- Set exercise: Find and copy lines holding "xlabel".

Start Dataset excerpts

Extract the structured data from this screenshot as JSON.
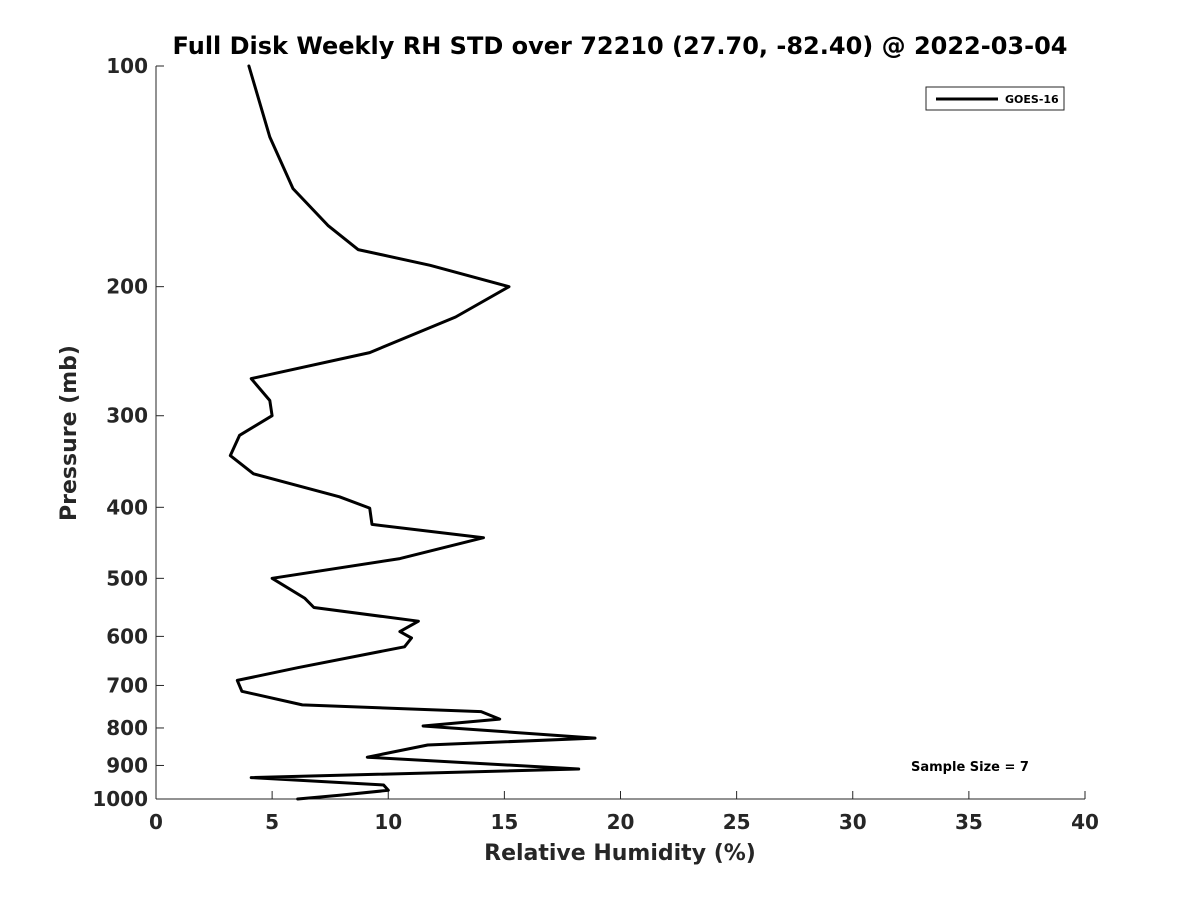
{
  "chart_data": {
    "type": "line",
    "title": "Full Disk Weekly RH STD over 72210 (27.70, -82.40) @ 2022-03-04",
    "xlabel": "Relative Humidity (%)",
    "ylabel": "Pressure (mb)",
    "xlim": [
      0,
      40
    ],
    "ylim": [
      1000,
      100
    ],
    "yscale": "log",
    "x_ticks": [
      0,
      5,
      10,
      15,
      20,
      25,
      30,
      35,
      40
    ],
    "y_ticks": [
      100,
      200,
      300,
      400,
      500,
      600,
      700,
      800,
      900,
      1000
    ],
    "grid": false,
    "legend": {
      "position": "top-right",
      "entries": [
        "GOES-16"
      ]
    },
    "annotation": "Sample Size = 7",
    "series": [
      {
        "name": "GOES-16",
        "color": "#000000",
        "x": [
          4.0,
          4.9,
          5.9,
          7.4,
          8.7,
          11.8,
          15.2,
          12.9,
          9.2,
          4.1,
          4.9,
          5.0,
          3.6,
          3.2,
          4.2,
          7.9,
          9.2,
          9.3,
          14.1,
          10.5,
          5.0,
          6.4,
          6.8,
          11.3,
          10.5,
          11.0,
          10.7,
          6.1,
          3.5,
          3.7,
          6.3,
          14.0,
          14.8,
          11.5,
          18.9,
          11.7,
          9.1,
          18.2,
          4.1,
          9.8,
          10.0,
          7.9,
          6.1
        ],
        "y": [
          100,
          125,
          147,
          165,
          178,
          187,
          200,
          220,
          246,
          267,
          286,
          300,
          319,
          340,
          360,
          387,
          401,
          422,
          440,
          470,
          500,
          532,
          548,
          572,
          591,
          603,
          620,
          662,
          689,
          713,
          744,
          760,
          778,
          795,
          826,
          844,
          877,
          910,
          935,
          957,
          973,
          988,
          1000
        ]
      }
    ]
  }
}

End Dataset excerpts
Start Dataset excerpts

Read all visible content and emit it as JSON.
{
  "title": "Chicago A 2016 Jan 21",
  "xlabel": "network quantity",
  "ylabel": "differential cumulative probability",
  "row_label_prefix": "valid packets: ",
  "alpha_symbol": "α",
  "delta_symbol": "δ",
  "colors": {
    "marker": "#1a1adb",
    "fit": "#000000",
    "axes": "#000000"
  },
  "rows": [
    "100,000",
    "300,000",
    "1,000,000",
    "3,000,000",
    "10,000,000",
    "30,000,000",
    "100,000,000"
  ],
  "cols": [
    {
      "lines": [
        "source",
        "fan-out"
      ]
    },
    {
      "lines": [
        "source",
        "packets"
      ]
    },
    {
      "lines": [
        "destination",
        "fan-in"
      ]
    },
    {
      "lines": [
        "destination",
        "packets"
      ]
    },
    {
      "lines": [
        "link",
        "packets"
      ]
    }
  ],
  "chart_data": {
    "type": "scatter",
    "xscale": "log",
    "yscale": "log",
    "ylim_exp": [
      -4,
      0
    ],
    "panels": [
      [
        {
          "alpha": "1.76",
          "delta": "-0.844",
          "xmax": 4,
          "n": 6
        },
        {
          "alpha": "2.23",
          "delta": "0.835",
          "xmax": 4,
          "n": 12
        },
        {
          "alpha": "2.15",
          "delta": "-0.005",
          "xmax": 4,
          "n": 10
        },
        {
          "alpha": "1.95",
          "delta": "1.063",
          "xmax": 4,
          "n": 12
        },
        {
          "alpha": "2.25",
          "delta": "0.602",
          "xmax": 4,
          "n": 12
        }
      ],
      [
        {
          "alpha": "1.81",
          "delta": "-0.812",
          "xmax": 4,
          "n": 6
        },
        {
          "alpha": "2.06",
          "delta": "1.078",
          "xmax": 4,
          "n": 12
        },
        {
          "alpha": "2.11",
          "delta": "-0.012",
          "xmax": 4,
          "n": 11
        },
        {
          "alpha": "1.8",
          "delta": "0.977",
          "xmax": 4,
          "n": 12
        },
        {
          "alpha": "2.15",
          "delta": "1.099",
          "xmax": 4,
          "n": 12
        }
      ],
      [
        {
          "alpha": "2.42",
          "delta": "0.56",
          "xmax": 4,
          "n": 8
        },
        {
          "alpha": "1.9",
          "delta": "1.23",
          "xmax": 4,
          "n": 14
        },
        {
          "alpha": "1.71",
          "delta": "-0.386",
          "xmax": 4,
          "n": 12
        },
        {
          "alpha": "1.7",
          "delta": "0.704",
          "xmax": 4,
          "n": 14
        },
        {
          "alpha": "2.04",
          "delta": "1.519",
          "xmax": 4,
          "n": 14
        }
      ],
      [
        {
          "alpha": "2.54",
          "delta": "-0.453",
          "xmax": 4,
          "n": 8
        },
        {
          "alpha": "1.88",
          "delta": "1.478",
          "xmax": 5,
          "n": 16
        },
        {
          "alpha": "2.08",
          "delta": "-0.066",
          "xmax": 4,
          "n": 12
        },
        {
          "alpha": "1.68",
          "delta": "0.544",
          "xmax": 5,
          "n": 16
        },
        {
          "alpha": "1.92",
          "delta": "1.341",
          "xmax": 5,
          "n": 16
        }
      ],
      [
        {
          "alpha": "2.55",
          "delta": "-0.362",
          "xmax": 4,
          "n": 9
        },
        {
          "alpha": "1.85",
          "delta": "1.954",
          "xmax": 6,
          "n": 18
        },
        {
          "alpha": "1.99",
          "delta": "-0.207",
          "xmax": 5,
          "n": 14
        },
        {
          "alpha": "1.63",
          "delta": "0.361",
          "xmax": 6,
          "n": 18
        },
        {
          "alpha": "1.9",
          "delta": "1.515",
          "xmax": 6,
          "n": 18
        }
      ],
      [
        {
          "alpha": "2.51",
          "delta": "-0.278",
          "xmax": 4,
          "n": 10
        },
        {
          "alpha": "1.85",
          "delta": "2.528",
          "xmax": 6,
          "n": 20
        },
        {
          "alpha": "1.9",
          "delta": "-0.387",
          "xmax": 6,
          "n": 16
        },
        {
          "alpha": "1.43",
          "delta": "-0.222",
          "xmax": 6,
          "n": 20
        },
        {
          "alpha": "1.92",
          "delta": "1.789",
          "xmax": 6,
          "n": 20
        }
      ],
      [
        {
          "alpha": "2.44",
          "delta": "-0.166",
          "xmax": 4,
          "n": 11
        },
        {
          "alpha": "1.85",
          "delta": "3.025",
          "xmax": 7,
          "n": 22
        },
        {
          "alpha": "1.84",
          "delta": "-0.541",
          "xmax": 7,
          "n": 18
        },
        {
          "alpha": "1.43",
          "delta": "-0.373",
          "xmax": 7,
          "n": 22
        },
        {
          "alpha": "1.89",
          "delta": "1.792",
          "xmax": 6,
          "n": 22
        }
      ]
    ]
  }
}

End Dataset excerpts

- Completed exercise:
    "xlabel": "Relative Humidity (%)",
  "xlabel": "network quantity",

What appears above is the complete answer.